- Given instruction -
Filter the listing and keep only the lines with the word "Mayhem".

A run of records:

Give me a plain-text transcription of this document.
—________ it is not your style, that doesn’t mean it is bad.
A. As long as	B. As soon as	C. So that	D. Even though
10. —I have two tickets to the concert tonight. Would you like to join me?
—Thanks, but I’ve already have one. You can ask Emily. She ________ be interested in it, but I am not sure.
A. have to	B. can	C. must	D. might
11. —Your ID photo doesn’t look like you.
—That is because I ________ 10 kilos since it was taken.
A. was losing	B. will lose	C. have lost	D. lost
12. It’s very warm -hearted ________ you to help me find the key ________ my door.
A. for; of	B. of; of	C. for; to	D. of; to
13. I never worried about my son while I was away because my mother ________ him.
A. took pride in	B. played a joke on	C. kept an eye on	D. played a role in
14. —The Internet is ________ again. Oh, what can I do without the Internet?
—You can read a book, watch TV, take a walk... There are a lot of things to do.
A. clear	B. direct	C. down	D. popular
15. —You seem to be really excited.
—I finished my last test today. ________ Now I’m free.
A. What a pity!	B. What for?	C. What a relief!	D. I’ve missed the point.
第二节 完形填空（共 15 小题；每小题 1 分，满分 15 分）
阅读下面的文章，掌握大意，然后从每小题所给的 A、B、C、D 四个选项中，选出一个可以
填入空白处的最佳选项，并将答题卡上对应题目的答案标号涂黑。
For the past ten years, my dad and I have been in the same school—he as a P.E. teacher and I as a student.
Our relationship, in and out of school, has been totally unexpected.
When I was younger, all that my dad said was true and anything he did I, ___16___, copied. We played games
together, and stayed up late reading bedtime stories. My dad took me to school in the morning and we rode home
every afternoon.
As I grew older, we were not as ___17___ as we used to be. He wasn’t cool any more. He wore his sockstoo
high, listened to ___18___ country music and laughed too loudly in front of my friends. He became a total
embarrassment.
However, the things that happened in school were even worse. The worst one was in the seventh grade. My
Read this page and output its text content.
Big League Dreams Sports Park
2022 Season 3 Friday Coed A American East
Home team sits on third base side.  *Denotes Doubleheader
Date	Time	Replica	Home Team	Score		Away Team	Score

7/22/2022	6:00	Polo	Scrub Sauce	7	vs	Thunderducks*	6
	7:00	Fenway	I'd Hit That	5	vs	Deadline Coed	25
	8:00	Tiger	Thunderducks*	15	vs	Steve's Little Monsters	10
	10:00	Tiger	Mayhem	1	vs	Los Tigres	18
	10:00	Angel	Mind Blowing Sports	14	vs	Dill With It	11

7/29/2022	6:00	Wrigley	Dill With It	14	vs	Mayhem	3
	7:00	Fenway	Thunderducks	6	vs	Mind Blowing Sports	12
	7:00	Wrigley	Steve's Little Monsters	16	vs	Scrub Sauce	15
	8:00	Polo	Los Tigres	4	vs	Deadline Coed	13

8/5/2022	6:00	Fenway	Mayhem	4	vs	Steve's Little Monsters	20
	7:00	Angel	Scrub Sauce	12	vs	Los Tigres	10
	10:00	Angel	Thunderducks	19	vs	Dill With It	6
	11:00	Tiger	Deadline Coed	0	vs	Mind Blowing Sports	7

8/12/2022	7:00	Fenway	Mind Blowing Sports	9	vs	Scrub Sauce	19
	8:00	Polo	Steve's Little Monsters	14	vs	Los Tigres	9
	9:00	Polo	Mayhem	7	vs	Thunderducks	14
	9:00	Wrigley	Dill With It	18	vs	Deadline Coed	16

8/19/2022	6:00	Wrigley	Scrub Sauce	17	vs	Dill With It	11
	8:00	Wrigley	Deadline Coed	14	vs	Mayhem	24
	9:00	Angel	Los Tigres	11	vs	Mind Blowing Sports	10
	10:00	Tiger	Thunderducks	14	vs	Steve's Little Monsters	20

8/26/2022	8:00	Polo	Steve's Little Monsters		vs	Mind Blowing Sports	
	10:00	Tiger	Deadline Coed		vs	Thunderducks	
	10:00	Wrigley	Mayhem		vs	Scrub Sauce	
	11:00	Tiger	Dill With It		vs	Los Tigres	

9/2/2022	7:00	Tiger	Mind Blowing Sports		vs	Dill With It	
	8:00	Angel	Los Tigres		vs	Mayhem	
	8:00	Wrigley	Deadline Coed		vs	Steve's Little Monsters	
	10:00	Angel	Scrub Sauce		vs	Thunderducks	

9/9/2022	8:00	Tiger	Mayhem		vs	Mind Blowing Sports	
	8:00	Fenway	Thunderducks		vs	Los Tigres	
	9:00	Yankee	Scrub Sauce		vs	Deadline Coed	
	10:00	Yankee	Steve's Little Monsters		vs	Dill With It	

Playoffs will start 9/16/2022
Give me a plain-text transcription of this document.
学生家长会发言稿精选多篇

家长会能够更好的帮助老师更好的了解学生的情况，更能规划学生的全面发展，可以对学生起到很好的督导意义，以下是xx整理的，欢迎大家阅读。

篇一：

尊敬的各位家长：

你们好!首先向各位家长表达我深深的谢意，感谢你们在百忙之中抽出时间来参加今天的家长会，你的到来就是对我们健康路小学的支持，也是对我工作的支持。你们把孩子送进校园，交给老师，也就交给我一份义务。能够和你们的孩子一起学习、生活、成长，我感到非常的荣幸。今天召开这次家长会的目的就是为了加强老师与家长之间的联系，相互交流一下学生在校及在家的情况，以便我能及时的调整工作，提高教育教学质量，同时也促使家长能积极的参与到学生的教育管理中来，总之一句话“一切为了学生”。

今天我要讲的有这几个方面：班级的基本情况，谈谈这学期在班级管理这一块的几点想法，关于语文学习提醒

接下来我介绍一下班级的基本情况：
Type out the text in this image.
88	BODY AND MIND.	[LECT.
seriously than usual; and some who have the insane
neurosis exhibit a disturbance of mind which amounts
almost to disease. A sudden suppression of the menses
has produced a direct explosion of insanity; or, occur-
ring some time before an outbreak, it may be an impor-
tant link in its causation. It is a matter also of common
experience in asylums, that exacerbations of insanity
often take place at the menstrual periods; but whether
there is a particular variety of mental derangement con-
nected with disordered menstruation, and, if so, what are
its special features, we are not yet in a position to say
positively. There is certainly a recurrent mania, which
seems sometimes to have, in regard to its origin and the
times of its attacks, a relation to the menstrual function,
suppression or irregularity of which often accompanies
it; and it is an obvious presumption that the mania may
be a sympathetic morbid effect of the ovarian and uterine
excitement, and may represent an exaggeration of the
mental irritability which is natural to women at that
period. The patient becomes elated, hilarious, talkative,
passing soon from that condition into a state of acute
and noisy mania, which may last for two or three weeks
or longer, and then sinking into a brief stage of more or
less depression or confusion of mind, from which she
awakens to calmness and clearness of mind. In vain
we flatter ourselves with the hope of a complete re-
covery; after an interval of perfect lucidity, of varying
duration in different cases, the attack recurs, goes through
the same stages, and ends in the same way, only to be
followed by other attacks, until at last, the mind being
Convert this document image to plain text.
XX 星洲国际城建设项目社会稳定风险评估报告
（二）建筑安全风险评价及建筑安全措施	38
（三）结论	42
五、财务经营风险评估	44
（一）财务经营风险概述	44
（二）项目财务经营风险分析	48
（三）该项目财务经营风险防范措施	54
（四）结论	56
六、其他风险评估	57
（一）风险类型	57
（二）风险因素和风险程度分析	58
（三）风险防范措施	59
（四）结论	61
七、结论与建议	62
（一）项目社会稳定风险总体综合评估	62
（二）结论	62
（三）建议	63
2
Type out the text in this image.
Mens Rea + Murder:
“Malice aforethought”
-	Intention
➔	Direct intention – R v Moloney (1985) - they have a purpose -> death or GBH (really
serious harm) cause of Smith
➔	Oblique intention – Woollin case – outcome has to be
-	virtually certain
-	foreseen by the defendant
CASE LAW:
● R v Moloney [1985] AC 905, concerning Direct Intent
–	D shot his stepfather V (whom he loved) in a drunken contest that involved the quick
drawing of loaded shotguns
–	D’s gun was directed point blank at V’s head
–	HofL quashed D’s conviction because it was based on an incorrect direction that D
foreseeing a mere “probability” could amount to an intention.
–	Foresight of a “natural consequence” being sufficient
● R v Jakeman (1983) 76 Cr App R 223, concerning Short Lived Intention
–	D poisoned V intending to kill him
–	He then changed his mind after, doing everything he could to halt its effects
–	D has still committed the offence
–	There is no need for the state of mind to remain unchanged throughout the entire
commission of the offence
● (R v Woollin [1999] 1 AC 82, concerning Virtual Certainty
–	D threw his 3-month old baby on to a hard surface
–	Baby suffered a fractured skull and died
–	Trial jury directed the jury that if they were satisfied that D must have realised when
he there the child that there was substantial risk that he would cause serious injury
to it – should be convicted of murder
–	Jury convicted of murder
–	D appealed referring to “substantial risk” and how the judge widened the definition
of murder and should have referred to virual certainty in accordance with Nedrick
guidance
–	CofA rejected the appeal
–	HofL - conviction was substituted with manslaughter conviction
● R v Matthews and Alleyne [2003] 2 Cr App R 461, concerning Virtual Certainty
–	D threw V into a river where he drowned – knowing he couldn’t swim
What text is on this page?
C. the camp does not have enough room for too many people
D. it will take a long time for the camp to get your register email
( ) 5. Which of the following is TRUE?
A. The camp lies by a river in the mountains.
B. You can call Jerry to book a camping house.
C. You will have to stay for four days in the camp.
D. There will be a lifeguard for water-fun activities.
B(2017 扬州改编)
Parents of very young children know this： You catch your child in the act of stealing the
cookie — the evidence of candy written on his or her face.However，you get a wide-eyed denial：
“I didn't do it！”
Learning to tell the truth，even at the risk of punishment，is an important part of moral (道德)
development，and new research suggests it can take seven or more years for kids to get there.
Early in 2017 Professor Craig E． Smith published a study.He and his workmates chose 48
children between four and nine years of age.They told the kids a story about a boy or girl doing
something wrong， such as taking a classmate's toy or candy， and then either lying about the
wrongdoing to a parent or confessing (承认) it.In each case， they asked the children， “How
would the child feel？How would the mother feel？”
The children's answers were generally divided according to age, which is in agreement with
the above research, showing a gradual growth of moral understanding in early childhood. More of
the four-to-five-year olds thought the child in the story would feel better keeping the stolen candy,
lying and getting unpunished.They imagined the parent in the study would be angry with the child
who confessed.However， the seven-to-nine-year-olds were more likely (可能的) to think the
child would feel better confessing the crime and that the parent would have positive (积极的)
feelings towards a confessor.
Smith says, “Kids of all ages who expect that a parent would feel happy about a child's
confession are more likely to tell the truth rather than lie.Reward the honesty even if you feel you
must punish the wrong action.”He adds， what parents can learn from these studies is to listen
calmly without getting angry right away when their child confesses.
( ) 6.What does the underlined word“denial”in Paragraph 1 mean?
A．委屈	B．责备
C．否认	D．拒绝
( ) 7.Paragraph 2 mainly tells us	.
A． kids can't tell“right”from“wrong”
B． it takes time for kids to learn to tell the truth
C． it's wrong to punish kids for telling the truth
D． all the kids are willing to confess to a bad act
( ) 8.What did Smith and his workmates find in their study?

- Result of the task -
	10:00	Tiger	Mayhem	1	vs	Los Tigres	18
7/29/2022	6:00	Wrigley	Dill With It	14	vs	Mayhem	3
8/5/2022	6:00	Fenway	Mayhem	4	vs	Steve's Little Monsters	20
	9:00	Polo	Mayhem	7	vs	Thunderducks	14
	8:00	Wrigley	Deadline Coed	14	vs	Mayhem	24
	10:00	Wrigley	Mayhem		vs	Scrub Sauce	
	8:00	Angel	Los Tigres		vs	Mayhem	
9/9/2022	8:00	Tiger	Mayhem		vs	Mind Blowing Sports	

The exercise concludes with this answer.